[Stored dataset items]
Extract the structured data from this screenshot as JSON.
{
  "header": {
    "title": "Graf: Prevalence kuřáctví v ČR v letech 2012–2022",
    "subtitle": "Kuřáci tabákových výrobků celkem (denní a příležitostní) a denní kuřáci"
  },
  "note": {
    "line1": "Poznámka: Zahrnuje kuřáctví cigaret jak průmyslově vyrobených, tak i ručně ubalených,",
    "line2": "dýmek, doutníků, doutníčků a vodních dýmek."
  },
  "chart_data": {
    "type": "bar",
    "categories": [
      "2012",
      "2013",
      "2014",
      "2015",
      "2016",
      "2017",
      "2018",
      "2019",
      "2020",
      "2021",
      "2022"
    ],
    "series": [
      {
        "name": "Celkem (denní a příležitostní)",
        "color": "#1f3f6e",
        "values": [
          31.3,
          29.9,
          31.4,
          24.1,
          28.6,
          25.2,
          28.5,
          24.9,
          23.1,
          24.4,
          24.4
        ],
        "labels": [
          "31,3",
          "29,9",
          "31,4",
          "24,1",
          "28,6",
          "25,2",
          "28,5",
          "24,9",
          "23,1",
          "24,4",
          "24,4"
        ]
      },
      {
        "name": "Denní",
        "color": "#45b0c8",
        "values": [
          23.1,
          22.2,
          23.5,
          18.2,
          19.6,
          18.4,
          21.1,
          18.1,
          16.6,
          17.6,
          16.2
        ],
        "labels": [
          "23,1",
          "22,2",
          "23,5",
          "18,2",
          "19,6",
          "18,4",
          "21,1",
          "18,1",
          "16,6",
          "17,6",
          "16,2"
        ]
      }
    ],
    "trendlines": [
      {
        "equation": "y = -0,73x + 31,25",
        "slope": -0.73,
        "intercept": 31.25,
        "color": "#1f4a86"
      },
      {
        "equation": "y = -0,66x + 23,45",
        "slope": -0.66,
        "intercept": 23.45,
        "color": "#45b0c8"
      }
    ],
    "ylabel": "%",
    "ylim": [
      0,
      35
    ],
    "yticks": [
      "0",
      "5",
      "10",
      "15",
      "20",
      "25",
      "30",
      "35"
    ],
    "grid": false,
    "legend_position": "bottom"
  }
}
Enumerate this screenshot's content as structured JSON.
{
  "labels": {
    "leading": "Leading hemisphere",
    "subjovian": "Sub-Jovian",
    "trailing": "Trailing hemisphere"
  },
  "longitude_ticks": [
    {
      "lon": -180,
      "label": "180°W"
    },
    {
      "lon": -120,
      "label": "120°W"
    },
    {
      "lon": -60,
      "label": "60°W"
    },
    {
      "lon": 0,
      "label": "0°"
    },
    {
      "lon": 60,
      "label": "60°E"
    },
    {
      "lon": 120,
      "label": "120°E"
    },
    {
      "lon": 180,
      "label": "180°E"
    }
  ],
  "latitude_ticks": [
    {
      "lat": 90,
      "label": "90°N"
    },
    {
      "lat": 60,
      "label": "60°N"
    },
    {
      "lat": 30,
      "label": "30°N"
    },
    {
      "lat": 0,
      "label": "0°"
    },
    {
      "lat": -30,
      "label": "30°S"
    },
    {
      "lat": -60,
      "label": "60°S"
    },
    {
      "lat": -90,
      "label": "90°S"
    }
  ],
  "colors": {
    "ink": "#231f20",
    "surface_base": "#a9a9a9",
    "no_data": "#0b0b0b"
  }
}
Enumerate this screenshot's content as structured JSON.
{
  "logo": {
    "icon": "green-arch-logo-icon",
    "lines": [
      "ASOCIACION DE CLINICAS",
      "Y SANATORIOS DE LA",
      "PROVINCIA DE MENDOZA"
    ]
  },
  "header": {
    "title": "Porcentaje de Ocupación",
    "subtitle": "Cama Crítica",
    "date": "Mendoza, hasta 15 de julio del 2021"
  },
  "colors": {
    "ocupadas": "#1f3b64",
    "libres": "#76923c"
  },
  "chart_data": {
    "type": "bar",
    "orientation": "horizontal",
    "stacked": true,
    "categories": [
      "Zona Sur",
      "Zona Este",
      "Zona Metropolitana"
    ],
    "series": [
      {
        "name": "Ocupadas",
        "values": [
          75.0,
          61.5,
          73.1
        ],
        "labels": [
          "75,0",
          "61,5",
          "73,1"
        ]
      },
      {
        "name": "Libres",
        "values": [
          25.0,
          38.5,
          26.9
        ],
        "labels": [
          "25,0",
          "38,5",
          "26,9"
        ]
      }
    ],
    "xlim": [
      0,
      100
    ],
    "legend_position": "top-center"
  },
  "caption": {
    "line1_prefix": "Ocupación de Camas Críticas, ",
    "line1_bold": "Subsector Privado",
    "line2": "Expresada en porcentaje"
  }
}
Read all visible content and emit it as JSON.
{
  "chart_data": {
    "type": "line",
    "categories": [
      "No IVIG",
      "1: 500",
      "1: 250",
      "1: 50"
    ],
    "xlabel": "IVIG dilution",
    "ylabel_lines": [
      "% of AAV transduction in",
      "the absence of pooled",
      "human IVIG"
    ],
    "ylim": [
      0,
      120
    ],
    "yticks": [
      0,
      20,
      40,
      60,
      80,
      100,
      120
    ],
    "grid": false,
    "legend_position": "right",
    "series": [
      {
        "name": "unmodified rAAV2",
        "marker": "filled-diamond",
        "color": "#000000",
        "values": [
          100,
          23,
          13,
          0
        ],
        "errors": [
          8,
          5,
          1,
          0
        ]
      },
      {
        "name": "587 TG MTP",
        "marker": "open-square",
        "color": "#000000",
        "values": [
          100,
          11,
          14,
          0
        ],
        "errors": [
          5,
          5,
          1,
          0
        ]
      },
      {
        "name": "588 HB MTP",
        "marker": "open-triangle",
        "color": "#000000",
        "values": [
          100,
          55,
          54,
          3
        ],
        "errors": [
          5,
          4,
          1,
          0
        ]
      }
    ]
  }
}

| Task requirements |
Go through the records above and copy every line with the word "příležitostní".

| Problem solution |
    "subtitle": "Kuřáci tabákových výrobků celkem (denní a příležitostní) a denní kuřáci"
        "name": "Celkem (denní a příležitostní)",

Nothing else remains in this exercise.